### [Job]
Quote every line of the data below as it stands, omitting pictures.

### [Data to use]
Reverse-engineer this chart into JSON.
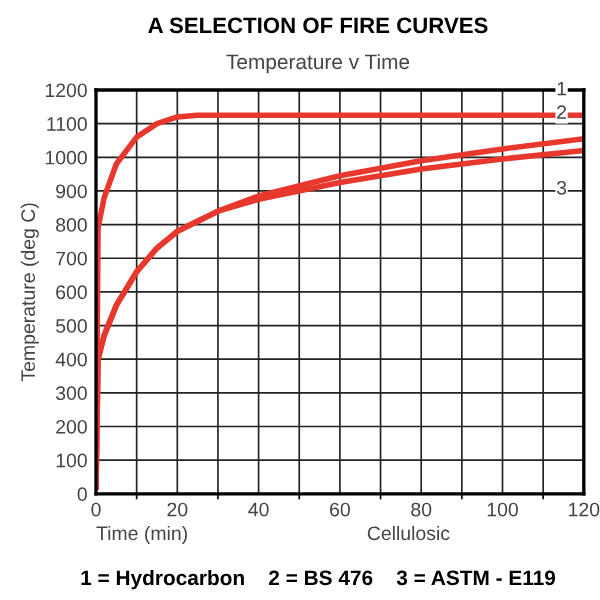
{
  "chart_data": {
    "type": "line",
    "title": "A SELECTION OF FIRE CURVES",
    "subtitle": "Temperature v Time",
    "xlabel": "Time (min)",
    "ylabel": "Temperature (deg C)",
    "series": [
      {
        "color": "#e8372c",
        "x": [
          0,
          0.5,
          2,
          5,
          10,
          15,
          20,
          25,
          120
        ],
        "values": [
          20,
          790,
          880,
          980,
          1060,
          1100,
          1120,
          1125,
          1125
        ]
      },
      {
        "color": "#e8372c",
        "x": [
          0,
          0.5,
          2,
          5,
          10,
          15,
          20,
          30,
          40,
          60,
          80,
          100,
          120
        ],
        "values": [
          20,
          400,
          470,
          560,
          660,
          730,
          780,
          840,
          885,
          945,
          990,
          1025,
          1055
        ]
      },
      {
        "color": "#e8372c",
        "x": [
          0,
          0.5,
          2,
          5,
          10,
          15,
          20,
          30,
          40,
          60,
          80,
          100,
          120
        ],
        "values": [
          20,
          400,
          470,
          560,
          660,
          730,
          780,
          840,
          875,
          925,
          965,
          995,
          1020
        ]
      }
    ],
    "xlim": [
      0,
      120
    ],
    "xticks": [
      0,
      20,
      40,
      60,
      80,
      100,
      120
    ],
    "ylim": [
      0,
      1200
    ],
    "yticks": [
      0,
      100,
      200,
      300,
      400,
      500,
      600,
      700,
      800,
      900,
      1000,
      1100,
      1200
    ],
    "grid": true,
    "line_style": "solid",
    "marker": "none",
    "annotations": [
      "1",
      "2",
      "3",
      "Cellulosic",
      "1 = Hydrocarbon    2 = BS 476    3 = ASTM - E119"
    ]
  }
}
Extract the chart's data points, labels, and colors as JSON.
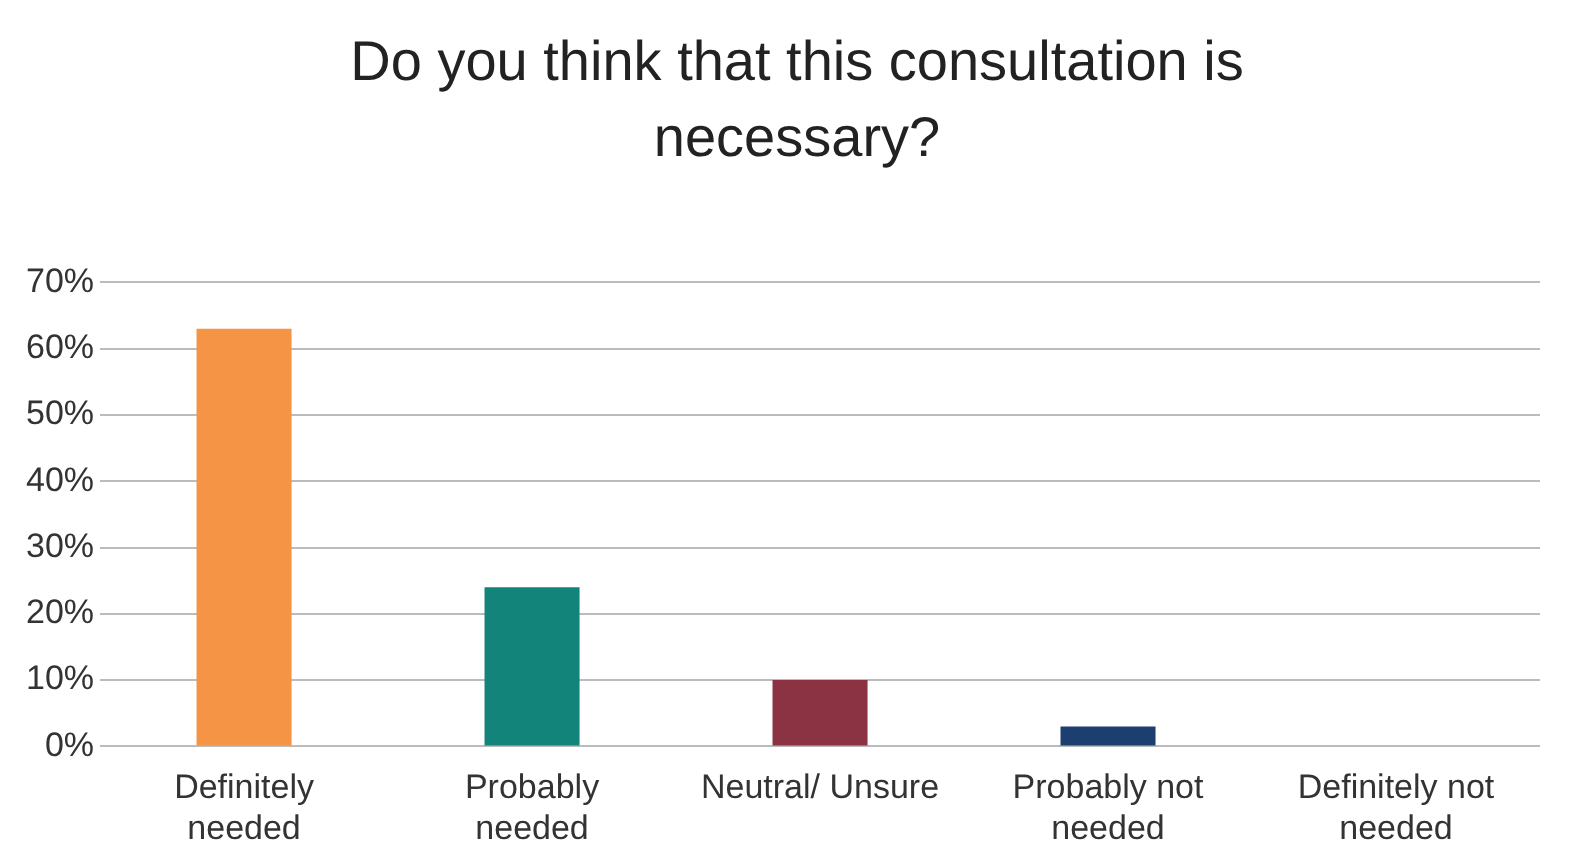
{
  "chart_data": {
    "type": "bar",
    "title": "Do you think that this consultation is necessary?",
    "categories": [
      "Definitely needed",
      "Probably needed",
      "Neutral/ Unsure",
      "Probably not needed",
      "Definitely not needed"
    ],
    "values": [
      63,
      24,
      10,
      3,
      0
    ],
    "colors": [
      "#f59445",
      "#13847a",
      "#8b3243",
      "#1d3f70",
      "#7f7f7f"
    ],
    "ylim": [
      0,
      70
    ],
    "yticks": [
      {
        "value": 0,
        "label": "0%"
      },
      {
        "value": 10,
        "label": "10%"
      },
      {
        "value": 20,
        "label": "20%"
      },
      {
        "value": 30,
        "label": "30%"
      },
      {
        "value": 40,
        "label": "40%"
      },
      {
        "value": 50,
        "label": "50%"
      },
      {
        "value": 60,
        "label": "60%"
      },
      {
        "value": 70,
        "label": "70%"
      }
    ],
    "grid": "y",
    "legend": false
  }
}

### [Answer to this exercise]
Reverse-engineer this chart into JSON.
{
  "chart_data": {
    "type": "line",
    "title": "A SELECTION OF FIRE CURVES",
    "subtitle": "Temperature v Time",
    "xlabel": "Time (min)",
    "ylabel": "Temperature (deg C)",
    "series": [
      {
        "color": "#e8372c",
        "x": [
          0,
          0.5,
          2,
          5,
          10,
          15,
          20,
          25,
          120
        ],
        "values": [
          20,
          790,
          880,
          980,
          1060,
          1100,
          1120,
          1125,
          1125
        ]
      },
      {
        "color": "#e8372c",
        "x": [
          0,
          0.5,
          2,
          5,
          10,
          15,
          20,
          30,
          40,
          60,
          80,
          100,
          120
        ],
        "values": [
          20,
          400,
          470,
          560,
          660,
          730,
          780,
          840,
          885,
          945,
          990,
          1025,
          1055
        ]
      },
      {
        "color": "#e8372c",
        "x": [
          0,
          0.5,
          2,
          5,
          10,
          15,
          20,
          30,
          40,
          60,
          80,
          100,
          120
        ],
        "values": [
          20,
          400,
          470,
          560,
          660,
          730,
          780,
          840,
          875,
          925,
          965,
          995,
          1020
        ]
      }
    ],
    "xlim": [
      0,
      120
    ],
    "xticks": [
      0,
      20,
      40,
      60,
      80,
      100,
      120
    ],
    "ylim": [
      0,
      1200
    ],
    "yticks": [
      0,
      100,
      200,
      300,
      400,
      500,
      600,
      700,
      800,
      900,
      1000,
      1100,
      1200
    ],
    "grid": true,
    "line_style": "solid",
    "marker": "none",
    "annotations": [
      "1",
      "2",
      "3",
      "Cellulosic",
      "1 = Hydrocarbon    2 = BS 476    3 = ASTM - E119"
    ]
  }
}
Extract the chart's data points, labels, and colors as JSON.
{
  "chart_data": {
    "type": "bar",
    "title": "Do you think that this consultation is necessary?",
    "categories": [
      "Definitely needed",
      "Probably needed",
      "Neutral/ Unsure",
      "Probably not needed",
      "Definitely not needed"
    ],
    "values": [
      63,
      24,
      10,
      3,
      0
    ],
    "colors": [
      "#f59445",
      "#13847a",
      "#8b3243",
      "#1d3f70",
      "#7f7f7f"
    ],
    "ylim": [
      0,
      70
    ],
    "yticks": [
      {
        "value": 0,
        "label": "0%"
      },
      {
        "value": 10,
        "label": "10%"
      },
      {
        "value": 20,
        "label": "20%"
      },
      {
        "value": 30,
        "label": "30%"
      },
      {
        "value": 40,
        "label": "40%"
      },
      {
        "value": 50,
        "label": "50%"
      },
      {
        "value": 60,
        "label": "60%"
      },
      {
        "value": 70,
        "label": "70%"
      }
    ],
    "grid": "y",
    "legend": false
  }
}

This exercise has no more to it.